Part of a data file:
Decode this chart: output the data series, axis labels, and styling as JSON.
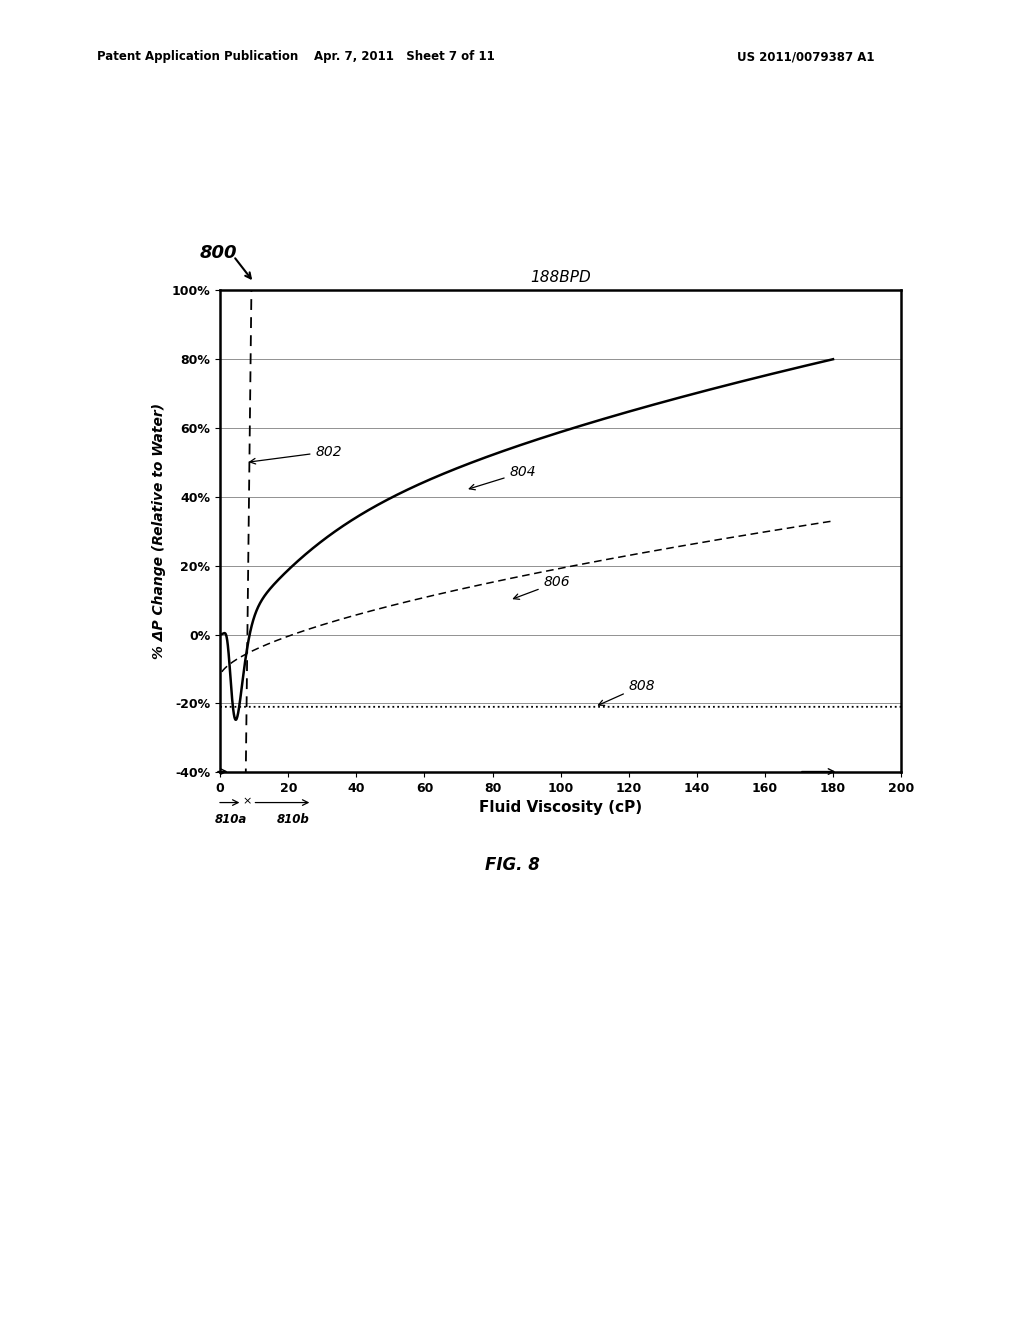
{
  "title": "188BPD",
  "xlabel": "Fluid Viscosity (cP)",
  "ylabel": "% ΔP Change (Relative to Water)",
  "xlim": [
    0,
    200
  ],
  "ylim": [
    -40,
    100
  ],
  "yticks": [
    -40,
    -20,
    0,
    20,
    40,
    60,
    80,
    100
  ],
  "ytick_labels": [
    "-40%",
    "-20%",
    "0%",
    "20%",
    "40%",
    "60%",
    "80%",
    "100%"
  ],
  "xticks": [
    0,
    20,
    40,
    60,
    80,
    100,
    120,
    140,
    160,
    180,
    200
  ],
  "header_left": "Patent Application Publication",
  "header_mid": "Apr. 7, 2011   Sheet 7 of 11",
  "header_right": "US 2011/0079387 A1",
  "fig_label": "FIG. 8",
  "diagram_label": "800",
  "label_802": "802",
  "label_804": "804",
  "label_806": "806",
  "label_808": "808",
  "label_810a": "810a",
  "label_810b": "810b",
  "background_color": "#ffffff"
}
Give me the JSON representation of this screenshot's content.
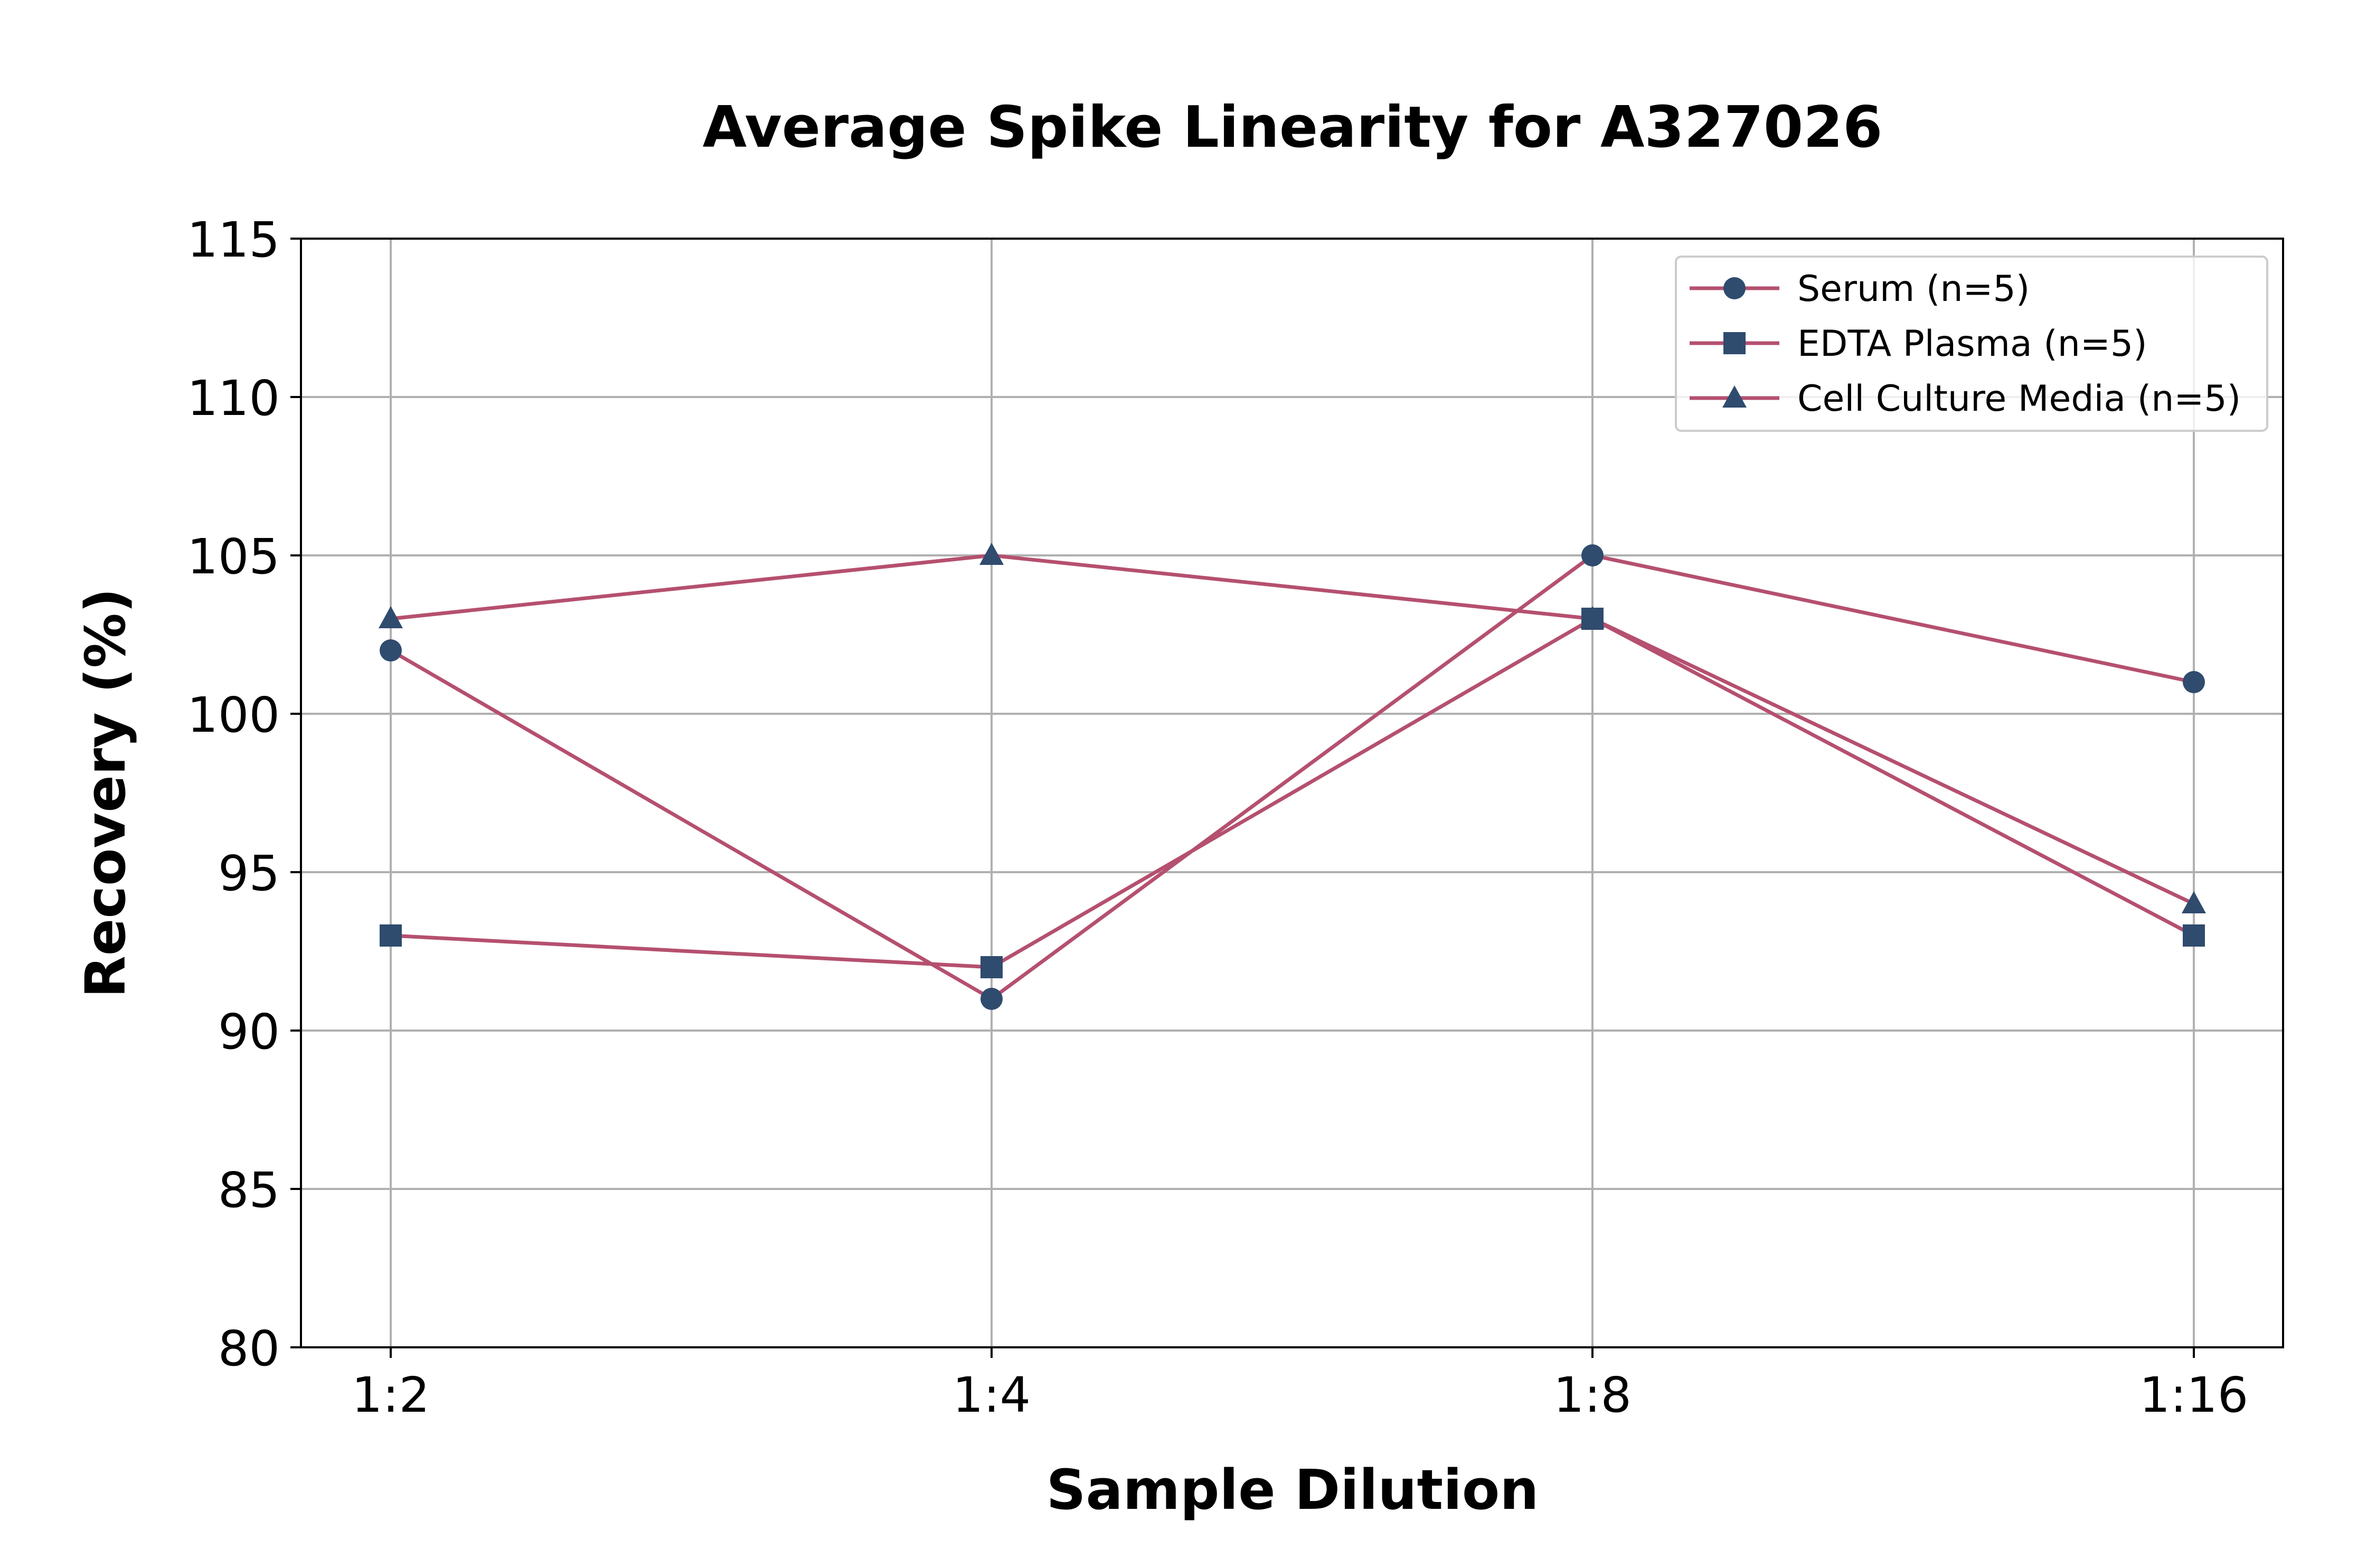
{
  "chart_data": {
    "type": "line",
    "title": "Average Spike Linearity for A327026",
    "xlabel": "Sample Dilution",
    "ylabel": "Recovery (%)",
    "categories": [
      "1:2",
      "1:4",
      "1:8",
      "1:16"
    ],
    "ylim": [
      80,
      115
    ],
    "yticks": [
      80,
      85,
      90,
      95,
      100,
      105,
      110,
      115
    ],
    "grid": true,
    "legend_position": "top-right",
    "colors": {
      "line": "#b5506f",
      "marker": "#2f4b6e",
      "grid": "#b0b0b0"
    },
    "series": [
      {
        "name": "Serum (n=5)",
        "marker": "circle",
        "values": [
          102,
          91,
          105,
          101
        ]
      },
      {
        "name": "EDTA Plasma (n=5)",
        "marker": "square",
        "values": [
          93,
          92,
          103,
          93
        ]
      },
      {
        "name": "Cell Culture Media (n=5)",
        "marker": "triangle",
        "values": [
          103,
          105,
          103,
          94
        ]
      }
    ]
  }
}
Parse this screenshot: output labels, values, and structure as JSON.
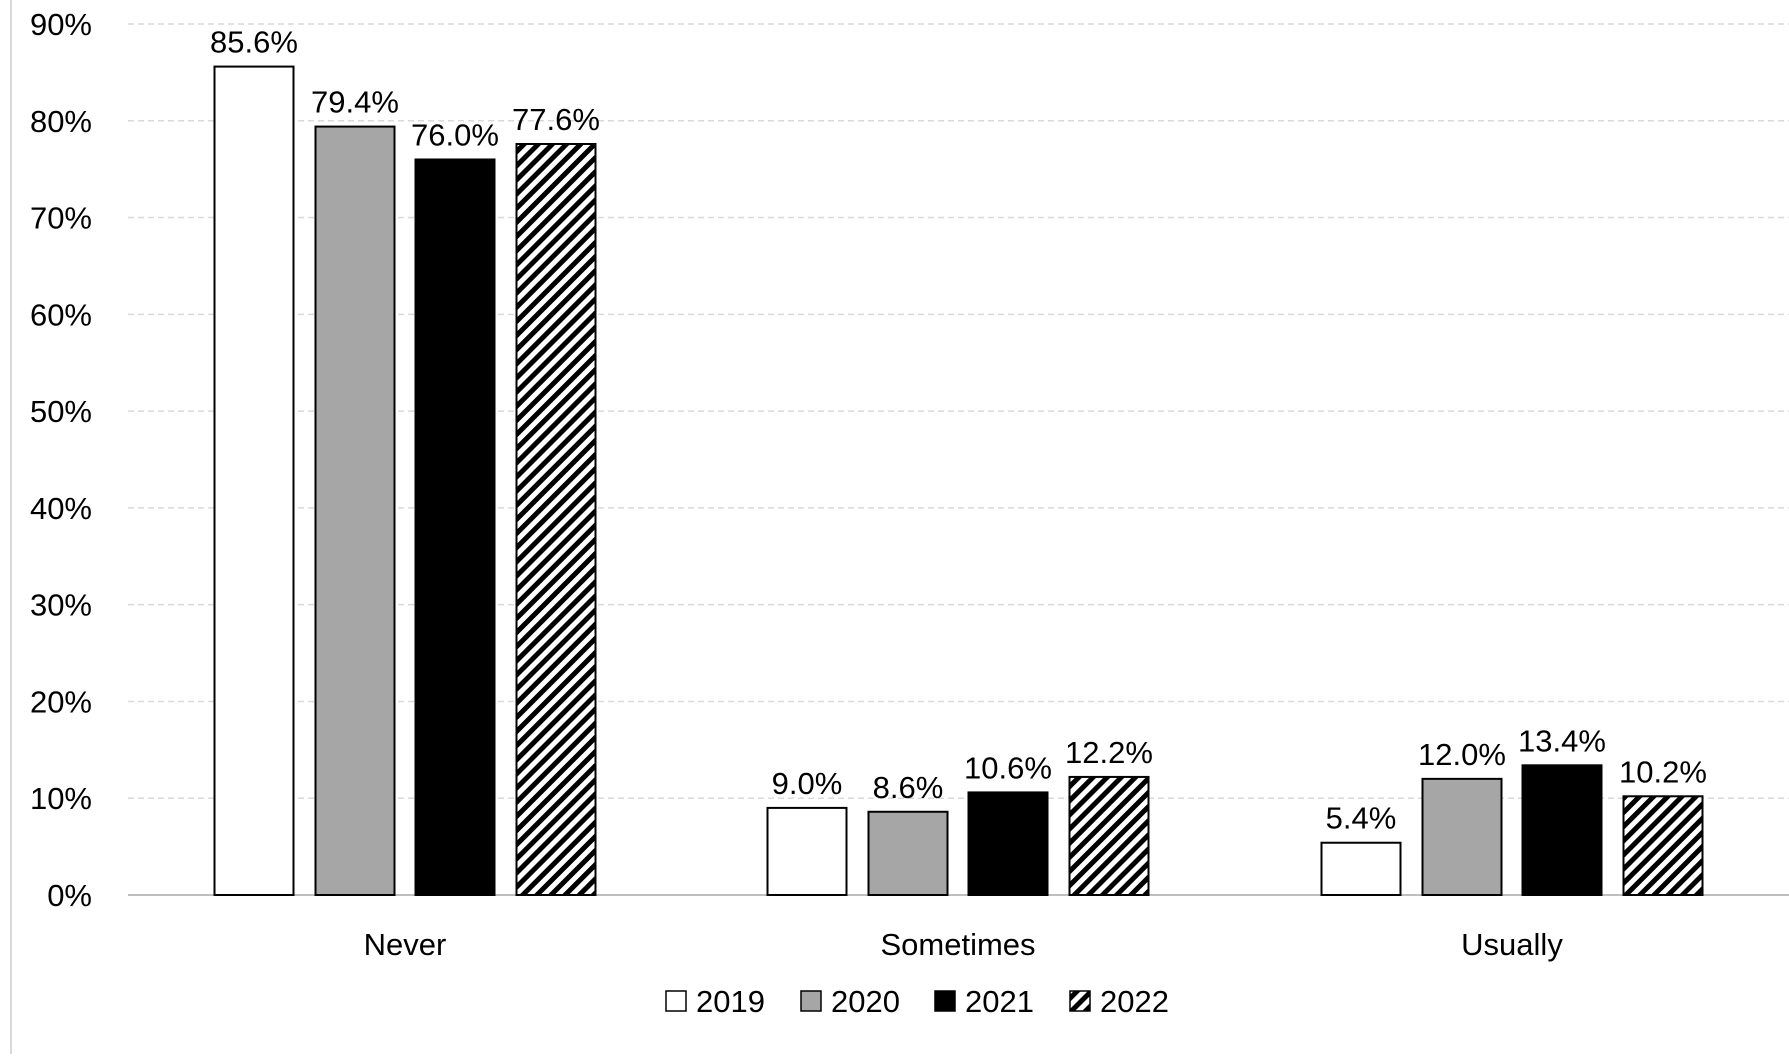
{
  "chart_data": {
    "type": "bar",
    "title": "",
    "xlabel": "",
    "ylabel": "",
    "categories": [
      "Never",
      "Sometimes",
      "Usually"
    ],
    "series": [
      {
        "name": "2019",
        "values": [
          85.6,
          9.0,
          5.4
        ],
        "labels": [
          "85.6%",
          "9.0%",
          "5.4%"
        ],
        "fill": "#ffffff",
        "pattern": "none"
      },
      {
        "name": "2020",
        "values": [
          79.4,
          8.6,
          12.0
        ],
        "labels": [
          "79.4%",
          "8.6%",
          "12.0%"
        ],
        "fill": "#a6a6a6",
        "pattern": "none"
      },
      {
        "name": "2021",
        "values": [
          76.0,
          10.6,
          13.4
        ],
        "labels": [
          "76.0%",
          "10.6%",
          "13.4%"
        ],
        "fill": "#000000",
        "pattern": "none"
      },
      {
        "name": "2022",
        "values": [
          77.6,
          12.2,
          10.2
        ],
        "labels": [
          "77.6%",
          "12.2%",
          "10.2%"
        ],
        "fill": "#ffffff",
        "pattern": "diagonal-stripes"
      }
    ],
    "ylim": [
      0,
      90
    ],
    "y_ticks": [
      0,
      10,
      20,
      30,
      40,
      50,
      60,
      70,
      80,
      90
    ],
    "y_tick_labels": [
      "0%",
      "10%",
      "20%",
      "30%",
      "40%",
      "50%",
      "60%",
      "70%",
      "80%",
      "90%"
    ],
    "grid": true,
    "grid_style": "dashed",
    "legend_position": "bottom-center"
  },
  "colors": {
    "grid": "#d9d9d9",
    "axis": "#bfbfbf",
    "bar_stroke": "#000000"
  }
}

- Problem to work on -
Quote the listing above in full, except for the pictures.

- Task result -
Decode this chart: output the data series, axis labels, and styling as JSON.
{
  "title": "188BPD",
  "xlabel": "Fluid Viscosity (cP)",
  "ylabel": "% ΔP Change (Relative to Water)",
  "xlim": [
    0,
    200
  ],
  "ylim": [
    -40,
    100
  ],
  "yticks": [
    -40,
    -20,
    0,
    20,
    40,
    60,
    80,
    100
  ],
  "ytick_labels": [
    "-40%",
    "-20%",
    "0%",
    "20%",
    "40%",
    "60%",
    "80%",
    "100%"
  ],
  "xticks": [
    0,
    20,
    40,
    60,
    80,
    100,
    120,
    140,
    160,
    180,
    200
  ],
  "header_left": "Patent Application Publication",
  "header_mid": "Apr. 7, 2011   Sheet 7 of 11",
  "header_right": "US 2011/0079387 A1",
  "fig_label": "FIG. 8",
  "diagram_label": "800",
  "label_802": "802",
  "label_804": "804",
  "label_806": "806",
  "label_808": "808",
  "label_810a": "810a",
  "label_810b": "810b",
  "background_color": "#ffffff"
}
Give me the JSON representation of this screenshot's content.
{
  "chart_data": {
    "type": "line",
    "title": "Average Spike Linearity for A327026",
    "xlabel": "Sample Dilution",
    "ylabel": "Recovery (%)",
    "categories": [
      "1:2",
      "1:4",
      "1:8",
      "1:16"
    ],
    "ylim": [
      80,
      115
    ],
    "yticks": [
      80,
      85,
      90,
      95,
      100,
      105,
      110,
      115
    ],
    "grid": true,
    "legend_position": "top-right",
    "colors": {
      "line": "#b5506f",
      "marker": "#2f4b6e",
      "grid": "#b0b0b0"
    },
    "series": [
      {
        "name": "Serum (n=5)",
        "marker": "circle",
        "values": [
          102,
          91,
          105,
          101
        ]
      },
      {
        "name": "EDTA Plasma (n=5)",
        "marker": "square",
        "values": [
          93,
          92,
          103,
          93
        ]
      },
      {
        "name": "Cell Culture Media (n=5)",
        "marker": "triangle",
        "values": [
          103,
          105,
          103,
          94
        ]
      }
    ]
  }
}
Parse this screenshot: output labels, values, and structure as JSON.
{
  "chart_data": {
    "type": "bar",
    "title": "",
    "xlabel": "",
    "ylabel": "",
    "categories": [
      "Never",
      "Sometimes",
      "Usually"
    ],
    "series": [
      {
        "name": "2019",
        "values": [
          85.6,
          9.0,
          5.4
        ],
        "labels": [
          "85.6%",
          "9.0%",
          "5.4%"
        ],
        "fill": "#ffffff",
        "pattern": "none"
      },
      {
        "name": "2020",
        "values": [
          79.4,
          8.6,
          12.0
        ],
        "labels": [
          "79.4%",
          "8.6%",
          "12.0%"
        ],
        "fill": "#a6a6a6",
        "pattern": "none"
      },
      {
        "name": "2021",
        "values": [
          76.0,
          10.6,
          13.4
        ],
        "labels": [
          "76.0%",
          "10.6%",
          "13.4%"
        ],
        "fill": "#000000",
        "pattern": "none"
      },
      {
        "name": "2022",
        "values": [
          77.6,
          12.2,
          10.2
        ],
        "labels": [
          "77.6%",
          "12.2%",
          "10.2%"
        ],
        "fill": "#ffffff",
        "pattern": "diagonal-stripes"
      }
    ],
    "ylim": [
      0,
      90
    ],
    "y_ticks": [
      0,
      10,
      20,
      30,
      40,
      50,
      60,
      70,
      80,
      90
    ],
    "y_tick_labels": [
      "0%",
      "10%",
      "20%",
      "30%",
      "40%",
      "50%",
      "60%",
      "70%",
      "80%",
      "90%"
    ],
    "grid": true,
    "grid_style": "dashed",
    "legend_position": "bottom-center"
  },
  "colors": {
    "grid": "#d9d9d9",
    "axis": "#bfbfbf",
    "bar_stroke": "#000000"
  }
}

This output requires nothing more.